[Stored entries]
○ ○ ○ ○ ○ ○ ○

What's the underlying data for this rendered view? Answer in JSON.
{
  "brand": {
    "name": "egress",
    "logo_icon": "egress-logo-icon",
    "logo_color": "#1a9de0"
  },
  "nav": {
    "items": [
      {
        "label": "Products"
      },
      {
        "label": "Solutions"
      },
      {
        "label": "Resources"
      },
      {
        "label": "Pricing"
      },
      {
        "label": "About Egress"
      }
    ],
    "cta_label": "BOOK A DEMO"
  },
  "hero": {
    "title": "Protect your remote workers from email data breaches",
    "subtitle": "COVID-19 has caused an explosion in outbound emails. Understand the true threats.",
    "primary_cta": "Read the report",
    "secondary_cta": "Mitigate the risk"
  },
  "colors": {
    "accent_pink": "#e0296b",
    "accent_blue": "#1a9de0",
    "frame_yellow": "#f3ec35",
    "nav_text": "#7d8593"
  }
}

○ ○ ○ ○ ○ ○ ○

**Task requirements**
Return the full listing, character for character.

**Answer to the task**
What's the underlying data for this rendered view? Answer in JSON.
{
  "brand": {
    "name": "egress",
    "logo_icon": "egress-logo-icon",
    "logo_color": "#1a9de0"
  },
  "nav": {
    "items": [
      {
        "label": "Products"
      },
      {
        "label": "Solutions"
      },
      {
        "label": "Resources"
      },
      {
        "label": "Pricing"
      },
      {
        "label": "About Egress"
      }
    ],
    "cta_label": "BOOK A DEMO"
  },
  "hero": {
    "title": "Protect your remote workers from email data breaches",
    "subtitle": "COVID-19 has caused an explosion in outbound emails. Understand the true threats.",
    "primary_cta": "Read the report",
    "secondary_cta": "Mitigate the risk"
  },
  "colors": {
    "accent_pink": "#e0296b",
    "accent_blue": "#1a9de0",
    "frame_yellow": "#f3ec35",
    "nav_text": "#7d8593"
  }
}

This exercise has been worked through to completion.